→ Excerpts from a figure dataset
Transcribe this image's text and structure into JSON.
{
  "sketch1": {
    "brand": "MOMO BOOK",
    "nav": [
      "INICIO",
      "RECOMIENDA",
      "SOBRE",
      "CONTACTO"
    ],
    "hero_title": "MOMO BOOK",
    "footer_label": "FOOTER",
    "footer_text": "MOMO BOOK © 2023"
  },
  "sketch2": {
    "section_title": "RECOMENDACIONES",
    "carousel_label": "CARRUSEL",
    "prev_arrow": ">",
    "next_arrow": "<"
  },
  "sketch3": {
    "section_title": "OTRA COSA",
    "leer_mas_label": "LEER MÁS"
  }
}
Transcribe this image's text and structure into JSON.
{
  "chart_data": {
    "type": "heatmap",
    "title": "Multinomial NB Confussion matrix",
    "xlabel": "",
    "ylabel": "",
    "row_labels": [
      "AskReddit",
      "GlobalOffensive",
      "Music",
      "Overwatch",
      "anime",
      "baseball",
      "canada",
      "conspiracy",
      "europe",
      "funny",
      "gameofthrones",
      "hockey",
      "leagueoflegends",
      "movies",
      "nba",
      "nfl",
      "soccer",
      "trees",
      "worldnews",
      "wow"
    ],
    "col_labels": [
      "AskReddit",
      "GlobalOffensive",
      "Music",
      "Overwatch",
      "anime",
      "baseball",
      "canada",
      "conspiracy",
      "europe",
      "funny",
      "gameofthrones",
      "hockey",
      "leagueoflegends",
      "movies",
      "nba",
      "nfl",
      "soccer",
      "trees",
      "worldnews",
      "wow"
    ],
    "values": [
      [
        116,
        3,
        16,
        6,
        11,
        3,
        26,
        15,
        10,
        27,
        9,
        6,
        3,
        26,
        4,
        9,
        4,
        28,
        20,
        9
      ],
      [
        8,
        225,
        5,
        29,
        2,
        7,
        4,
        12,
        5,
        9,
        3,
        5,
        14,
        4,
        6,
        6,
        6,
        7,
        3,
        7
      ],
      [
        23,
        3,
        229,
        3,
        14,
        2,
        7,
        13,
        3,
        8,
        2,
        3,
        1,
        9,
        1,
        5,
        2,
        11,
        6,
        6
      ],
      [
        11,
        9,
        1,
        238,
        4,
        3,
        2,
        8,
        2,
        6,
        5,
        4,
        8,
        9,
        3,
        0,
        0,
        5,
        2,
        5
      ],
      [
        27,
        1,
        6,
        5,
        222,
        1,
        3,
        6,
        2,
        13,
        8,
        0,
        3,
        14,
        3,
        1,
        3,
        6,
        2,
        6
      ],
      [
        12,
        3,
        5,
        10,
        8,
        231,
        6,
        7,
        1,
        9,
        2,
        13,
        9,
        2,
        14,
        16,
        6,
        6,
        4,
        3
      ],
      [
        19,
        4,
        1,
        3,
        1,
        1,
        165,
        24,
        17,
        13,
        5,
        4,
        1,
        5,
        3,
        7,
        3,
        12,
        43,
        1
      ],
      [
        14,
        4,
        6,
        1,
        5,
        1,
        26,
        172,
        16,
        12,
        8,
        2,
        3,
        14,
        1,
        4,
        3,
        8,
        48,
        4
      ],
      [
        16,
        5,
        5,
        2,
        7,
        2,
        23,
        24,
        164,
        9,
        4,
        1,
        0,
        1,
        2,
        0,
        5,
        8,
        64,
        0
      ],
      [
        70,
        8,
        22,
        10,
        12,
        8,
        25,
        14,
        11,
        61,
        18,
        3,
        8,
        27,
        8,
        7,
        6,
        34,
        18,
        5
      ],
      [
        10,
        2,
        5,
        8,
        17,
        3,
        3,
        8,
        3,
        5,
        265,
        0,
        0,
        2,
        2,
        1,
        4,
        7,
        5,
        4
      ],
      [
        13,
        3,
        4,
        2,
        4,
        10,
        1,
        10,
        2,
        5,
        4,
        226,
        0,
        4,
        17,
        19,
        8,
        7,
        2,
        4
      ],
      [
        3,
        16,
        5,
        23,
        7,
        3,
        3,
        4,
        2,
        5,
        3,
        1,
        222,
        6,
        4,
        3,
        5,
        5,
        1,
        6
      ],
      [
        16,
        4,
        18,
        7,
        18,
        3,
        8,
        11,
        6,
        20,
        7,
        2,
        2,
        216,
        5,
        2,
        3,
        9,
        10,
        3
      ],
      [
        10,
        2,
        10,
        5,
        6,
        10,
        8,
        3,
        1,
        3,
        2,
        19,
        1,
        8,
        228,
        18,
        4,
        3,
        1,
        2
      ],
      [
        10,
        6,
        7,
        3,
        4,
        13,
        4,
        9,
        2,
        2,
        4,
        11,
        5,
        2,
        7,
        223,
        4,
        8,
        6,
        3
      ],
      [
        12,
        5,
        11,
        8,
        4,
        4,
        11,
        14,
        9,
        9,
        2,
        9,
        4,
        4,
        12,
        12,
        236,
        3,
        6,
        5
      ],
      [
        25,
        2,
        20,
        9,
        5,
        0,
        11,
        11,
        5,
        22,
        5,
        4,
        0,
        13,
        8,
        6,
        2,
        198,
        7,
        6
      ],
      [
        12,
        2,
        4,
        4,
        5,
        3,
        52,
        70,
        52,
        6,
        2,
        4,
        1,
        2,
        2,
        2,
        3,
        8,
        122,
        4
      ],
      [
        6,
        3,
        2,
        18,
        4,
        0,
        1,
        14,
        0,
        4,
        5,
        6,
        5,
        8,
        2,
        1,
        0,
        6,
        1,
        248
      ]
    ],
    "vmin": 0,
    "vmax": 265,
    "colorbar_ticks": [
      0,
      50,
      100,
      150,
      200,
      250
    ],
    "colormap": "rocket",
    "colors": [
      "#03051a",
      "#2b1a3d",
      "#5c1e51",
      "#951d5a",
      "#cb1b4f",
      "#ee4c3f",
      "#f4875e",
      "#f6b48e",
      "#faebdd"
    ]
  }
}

→ PROMPT
Write out all records exactly, keeping every detail.

→ CORRECT RESPONSE
Transcribe this image's text and structure into JSON.
{
  "sketch1": {
    "brand": "MOMO BOOK",
    "nav": [
      "INICIO",
      "RECOMIENDA",
      "SOBRE",
      "CONTACTO"
    ],
    "hero_title": "MOMO BOOK",
    "footer_label": "FOOTER",
    "footer_text": "MOMO BOOK © 2023"
  },
  "sketch2": {
    "section_title": "RECOMENDACIONES",
    "carousel_label": "CARRUSEL",
    "prev_arrow": ">",
    "next_arrow": "<"
  },
  "sketch3": {
    "section_title": "OTRA COSA",
    "leer_mas_label": "LEER MÁS"
  }
}
Transcribe this image's text and structure into JSON.
{
  "chart_data": {
    "type": "heatmap",
    "title": "Multinomial NB Confussion matrix",
    "xlabel": "",
    "ylabel": "",
    "row_labels": [
      "AskReddit",
      "GlobalOffensive",
      "Music",
      "Overwatch",
      "anime",
      "baseball",
      "canada",
      "conspiracy",
      "europe",
      "funny",
      "gameofthrones",
      "hockey",
      "leagueoflegends",
      "movies",
      "nba",
      "nfl",
      "soccer",
      "trees",
      "worldnews",
      "wow"
    ],
    "col_labels": [
      "AskReddit",
      "GlobalOffensive",
      "Music",
      "Overwatch",
      "anime",
      "baseball",
      "canada",
      "conspiracy",
      "europe",
      "funny",
      "gameofthrones",
      "hockey",
      "leagueoflegends",
      "movies",
      "nba",
      "nfl",
      "soccer",
      "trees",
      "worldnews",
      "wow"
    ],
    "values": [
      [
        116,
        3,
        16,
        6,
        11,
        3,
        26,
        15,
        10,
        27,
        9,
        6,
        3,
        26,
        4,
        9,
        4,
        28,
        20,
        9
      ],
      [
        8,
        225,
        5,
        29,
        2,
        7,
        4,
        12,
        5,
        9,
        3,
        5,
        14,
        4,
        6,
        6,
        6,
        7,
        3,
        7
      ],
      [
        23,
        3,
        229,
        3,
        14,
        2,
        7,
        13,
        3,
        8,
        2,
        3,
        1,
        9,
        1,
        5,
        2,
        11,
        6,
        6
      ],
      [
        11,
        9,
        1,
        238,
        4,
        3,
        2,
        8,
        2,
        6,
        5,
        4,
        8,
        9,
        3,
        0,
        0,
        5,
        2,
        5
      ],
      [
        27,
        1,
        6,
        5,
        222,
        1,
        3,
        6,
        2,
        13,
        8,
        0,
        3,
        14,
        3,
        1,
        3,
        6,
        2,
        6
      ],
      [
        12,
        3,
        5,
        10,
        8,
        231,
        6,
        7,
        1,
        9,
        2,
        13,
        9,
        2,
        14,
        16,
        6,
        6,
        4,
        3
      ],
      [
        19,
        4,
        1,
        3,
        1,
        1,
        165,
        24,
        17,
        13,
        5,
        4,
        1,
        5,
        3,
        7,
        3,
        12,
        43,
        1
      ],
      [
        14,
        4,
        6,
        1,
        5,
        1,
        26,
        172,
        16,
        12,
        8,
        2,
        3,
        14,
        1,
        4,
        3,
        8,
        48,
        4
      ],
      [
        16,
        5,
        5,
        2,
        7,
        2,
        23,
        24,
        164,
        9,
        4,
        1,
        0,
        1,
        2,
        0,
        5,
        8,
        64,
        0
      ],
      [
        70,
        8,
        22,
        10,
        12,
        8,
        25,
        14,
        11,
        61,
        18,
        3,
        8,
        27,
        8,
        7,
        6,
        34,
        18,
        5
      ],
      [
        10,
        2,
        5,
        8,
        17,
        3,
        3,
        8,
        3,
        5,
        265,
        0,
        0,
        2,
        2,
        1,
        4,
        7,
        5,
        4
      ],
      [
        13,
        3,
        4,
        2,
        4,
        10,
        1,
        10,
        2,
        5,
        4,
        226,
        0,
        4,
        17,
        19,
        8,
        7,
        2,
        4
      ],
      [
        3,
        16,
        5,
        23,
        7,
        3,
        3,
        4,
        2,
        5,
        3,
        1,
        222,
        6,
        4,
        3,
        5,
        5,
        1,
        6
      ],
      [
        16,
        4,
        18,
        7,
        18,
        3,
        8,
        11,
        6,
        20,
        7,
        2,
        2,
        216,
        5,
        2,
        3,
        9,
        10,
        3
      ],
      [
        10,
        2,
        10,
        5,
        6,
        10,
        8,
        3,
        1,
        3,
        2,
        19,
        1,
        8,
        228,
        18,
        4,
        3,
        1,
        2
      ],
      [
        10,
        6,
        7,
        3,
        4,
        13,
        4,
        9,
        2,
        2,
        4,
        11,
        5,
        2,
        7,
        223,
        4,
        8,
        6,
        3
      ],
      [
        12,
        5,
        11,
        8,
        4,
        4,
        11,
        14,
        9,
        9,
        2,
        9,
        4,
        4,
        12,
        12,
        236,
        3,
        6,
        5
      ],
      [
        25,
        2,
        20,
        9,
        5,
        0,
        11,
        11,
        5,
        22,
        5,
        4,
        0,
        13,
        8,
        6,
        2,
        198,
        7,
        6
      ],
      [
        12,
        2,
        4,
        4,
        5,
        3,
        52,
        70,
        52,
        6,
        2,
        4,
        1,
        2,
        2,
        2,
        3,
        8,
        122,
        4
      ],
      [
        6,
        3,
        2,
        18,
        4,
        0,
        1,
        14,
        0,
        4,
        5,
        6,
        5,
        8,
        2,
        1,
        0,
        6,
        1,
        248
      ]
    ],
    "vmin": 0,
    "vmax": 265,
    "colorbar_ticks": [
      0,
      50,
      100,
      150,
      200,
      250
    ],
    "colormap": "rocket",
    "colors": [
      "#03051a",
      "#2b1a3d",
      "#5c1e51",
      "#951d5a",
      "#cb1b4f",
      "#ee4c3f",
      "#f4875e",
      "#f6b48e",
      "#faebdd"
    ]
  }
}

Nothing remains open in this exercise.